**Stated task:** Determine the number of lines containing the word "value". Reply with it and nothing else.

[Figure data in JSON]
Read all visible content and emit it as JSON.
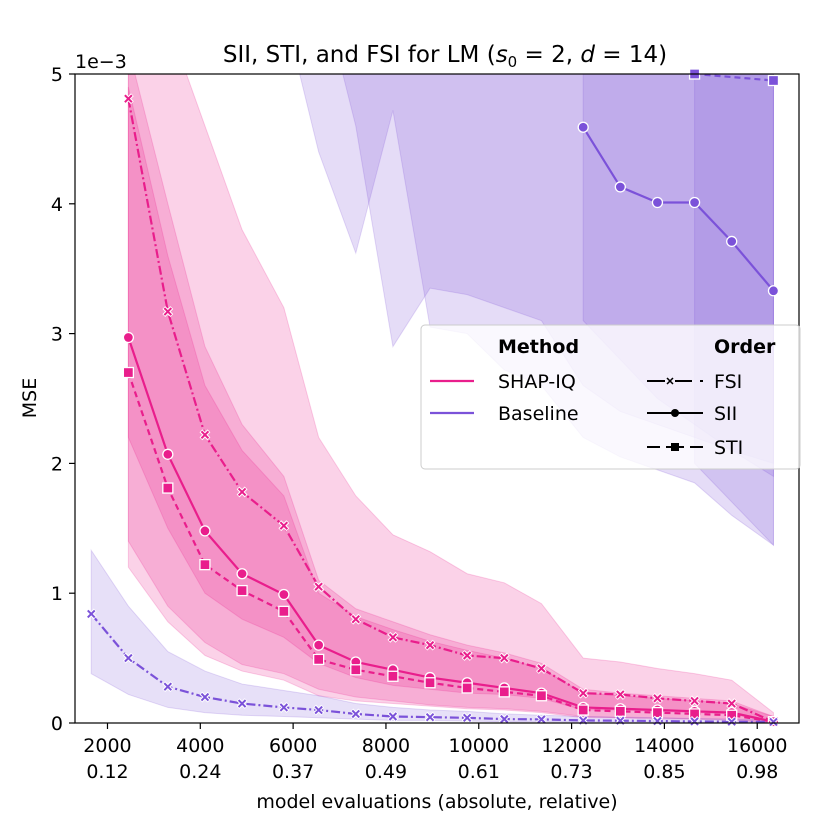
{
  "chart_data": {
    "type": "line",
    "title_prefix": "SII, STI, and FSI for LM (",
    "title_math": "s",
    "title_sub": "0",
    "title_mid": " = 2, ",
    "title_d": "d",
    "title_suffix": " = 14)",
    "xlabel": "model evaluations (absolute, relative)",
    "ylabel": "MSE",
    "y_scale_label": "1e−3",
    "xlim": [
      1300,
      16900
    ],
    "ylim": [
      0,
      5
    ],
    "x_ticks": [
      {
        "value": 2000,
        "abs": "2000",
        "rel": "0.12"
      },
      {
        "value": 4000,
        "abs": "4000",
        "rel": "0.24"
      },
      {
        "value": 6000,
        "abs": "6000",
        "rel": "0.37"
      },
      {
        "value": 8000,
        "abs": "8000",
        "rel": "0.49"
      },
      {
        "value": 10000,
        "abs": "10000",
        "rel": "0.61"
      },
      {
        "value": 12000,
        "abs": "12000",
        "rel": "0.73"
      },
      {
        "value": 14000,
        "abs": "14000",
        "rel": "0.85"
      },
      {
        "value": 16000,
        "abs": "16000",
        "rel": "0.98"
      }
    ],
    "y_ticks": [
      "0",
      "1",
      "2",
      "3",
      "4",
      "5"
    ],
    "colors": {
      "shapiq": "#e91e8c",
      "baseline": "#7b52d9"
    },
    "series": [
      {
        "method": "SHAP-IQ",
        "order": "SII",
        "x": [
          2450,
          3300,
          4100,
          4900,
          5800,
          6550,
          7350,
          8150,
          8950,
          9750,
          10550,
          11350,
          12250,
          13050,
          13850,
          14650,
          15450,
          16350
        ],
        "y": [
          2.97,
          2.07,
          1.48,
          1.15,
          0.99,
          0.6,
          0.47,
          0.41,
          0.35,
          0.31,
          0.27,
          0.23,
          0.12,
          0.11,
          0.1,
          0.09,
          0.08,
          0.01
        ],
        "lower": [
          1.4,
          0.9,
          0.62,
          0.45,
          0.38,
          0.26,
          0.2,
          0.17,
          0.14,
          0.12,
          0.11,
          0.09,
          0.05,
          0.04,
          0.04,
          0.03,
          0.03,
          0.0
        ],
        "upper": [
          5.2,
          4.0,
          2.9,
          2.3,
          1.9,
          1.1,
          0.88,
          0.78,
          0.68,
          0.6,
          0.54,
          0.46,
          0.26,
          0.23,
          0.21,
          0.19,
          0.17,
          0.05
        ]
      },
      {
        "method": "SHAP-IQ",
        "order": "STI",
        "x": [
          2450,
          3300,
          4100,
          4900,
          5800,
          6550,
          7350,
          8150,
          8950,
          9750,
          10550,
          11350,
          12250,
          13050,
          13850,
          14650,
          15450,
          16350
        ],
        "y": [
          2.7,
          1.81,
          1.22,
          1.02,
          0.86,
          0.49,
          0.41,
          0.36,
          0.31,
          0.27,
          0.24,
          0.21,
          0.1,
          0.09,
          0.08,
          0.07,
          0.06,
          0.01
        ],
        "lower": [
          1.2,
          0.78,
          0.52,
          0.4,
          0.33,
          0.21,
          0.17,
          0.15,
          0.13,
          0.11,
          0.1,
          0.08,
          0.04,
          0.04,
          0.03,
          0.03,
          0.02,
          0.0
        ],
        "upper": [
          4.9,
          3.6,
          2.6,
          2.1,
          1.75,
          1.0,
          0.82,
          0.72,
          0.63,
          0.56,
          0.5,
          0.42,
          0.23,
          0.21,
          0.19,
          0.17,
          0.15,
          0.05
        ]
      },
      {
        "method": "SHAP-IQ",
        "order": "FSI",
        "x": [
          2450,
          3300,
          4100,
          4900,
          5800,
          6550,
          7350,
          8150,
          8950,
          9750,
          10550,
          11350,
          12250,
          13050,
          13850,
          14650,
          15450,
          16350
        ],
        "y": [
          4.81,
          3.17,
          2.22,
          1.78,
          1.52,
          1.05,
          0.8,
          0.66,
          0.6,
          0.52,
          0.5,
          0.42,
          0.23,
          0.22,
          0.19,
          0.17,
          0.15,
          0.01
        ],
        "lower": [
          2.2,
          1.5,
          1.0,
          0.8,
          0.66,
          0.46,
          0.35,
          0.29,
          0.26,
          0.23,
          0.22,
          0.19,
          0.1,
          0.1,
          0.09,
          0.08,
          0.07,
          0.0
        ],
        "upper": [
          5.6,
          5.4,
          4.6,
          3.8,
          3.2,
          2.2,
          1.75,
          1.45,
          1.32,
          1.15,
          1.08,
          0.92,
          0.5,
          0.47,
          0.42,
          0.38,
          0.33,
          0.08
        ]
      },
      {
        "method": "Baseline",
        "order": "SII",
        "x": [
          12250,
          13050,
          13850,
          14650,
          15450,
          16350
        ],
        "y": [
          4.59,
          4.13,
          4.01,
          4.01,
          3.71,
          3.33
        ],
        "lower": [
          3.1,
          2.8,
          2.5,
          2.3,
          2.1,
          1.9
        ],
        "upper": [
          5.6,
          5.6,
          5.6,
          5.6,
          5.6,
          5.6
        ]
      },
      {
        "method": "Baseline",
        "order": "STI",
        "x": [
          14650,
          16350
        ],
        "y": [
          5.0,
          4.95
        ],
        "lower": [
          2.0,
          1.37
        ],
        "upper": [
          5.6,
          5.6
        ]
      },
      {
        "method": "Baseline",
        "order": "FSI",
        "x": [
          1650,
          2450,
          3300,
          4100,
          4900,
          5800,
          6550,
          7350,
          8150,
          8950,
          9750,
          10550,
          11350,
          12250,
          13050,
          13850,
          14650,
          15450,
          16350
        ],
        "y": [
          0.84,
          0.5,
          0.28,
          0.2,
          0.15,
          0.12,
          0.1,
          0.07,
          0.05,
          0.045,
          0.04,
          0.03,
          0.028,
          0.02,
          0.018,
          0.015,
          0.012,
          0.01,
          0.008
        ],
        "lower": [
          0.38,
          0.22,
          0.12,
          0.08,
          0.06,
          0.05,
          0.04,
          0.03,
          0.02,
          0.02,
          0.015,
          0.01,
          0.01,
          0.008,
          0.007,
          0.006,
          0.005,
          0.004,
          0.003
        ],
        "upper": [
          1.33,
          0.9,
          0.55,
          0.4,
          0.3,
          0.25,
          0.21,
          0.15,
          0.12,
          0.1,
          0.09,
          0.07,
          0.06,
          0.05,
          0.045,
          0.04,
          0.035,
          0.03,
          0.025
        ]
      }
    ],
    "baseline_envelope": {
      "x": [
        2450,
        3300,
        4100,
        4900,
        5800,
        6550,
        7350,
        8150,
        8950,
        9750,
        10550,
        11350,
        12250,
        13050,
        13850,
        14650,
        15450,
        16350
      ],
      "lower": [
        5.6,
        5.6,
        5.6,
        5.6,
        5.5,
        4.4,
        3.62,
        4.72,
        3.05,
        3.0,
        2.72,
        2.6,
        2.2,
        2.05,
        1.95,
        1.85,
        1.6,
        1.37
      ],
      "upper": [
        5.6,
        5.6,
        5.6,
        5.6,
        5.6,
        5.6,
        5.6,
        5.6,
        5.6,
        5.6,
        5.6,
        5.6,
        5.6,
        5.6,
        5.6,
        5.6,
        5.6,
        5.6
      ]
    },
    "baseline_envelope2": {
      "x": [
        6650,
        7350,
        8150,
        8950,
        9750,
        10550,
        11350,
        12250,
        13050,
        13850,
        14650,
        15450,
        16350
      ],
      "lower": [
        5.6,
        4.6,
        2.9,
        3.35,
        3.3,
        3.2,
        3.1,
        2.6,
        2.4,
        2.3,
        2.2,
        2.1,
        2.0
      ],
      "upper": [
        5.6,
        5.6,
        5.6,
        5.6,
        5.6,
        5.6,
        5.6,
        5.6,
        5.6,
        5.6,
        5.6,
        5.6,
        5.6
      ]
    },
    "legend": {
      "placement": "center-right",
      "method_header": "Method",
      "order_header": "Order",
      "methods": [
        "SHAP-IQ",
        "Baseline"
      ],
      "orders": [
        "FSI",
        "SII",
        "STI"
      ]
    }
  }
}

**Output for this task:** 8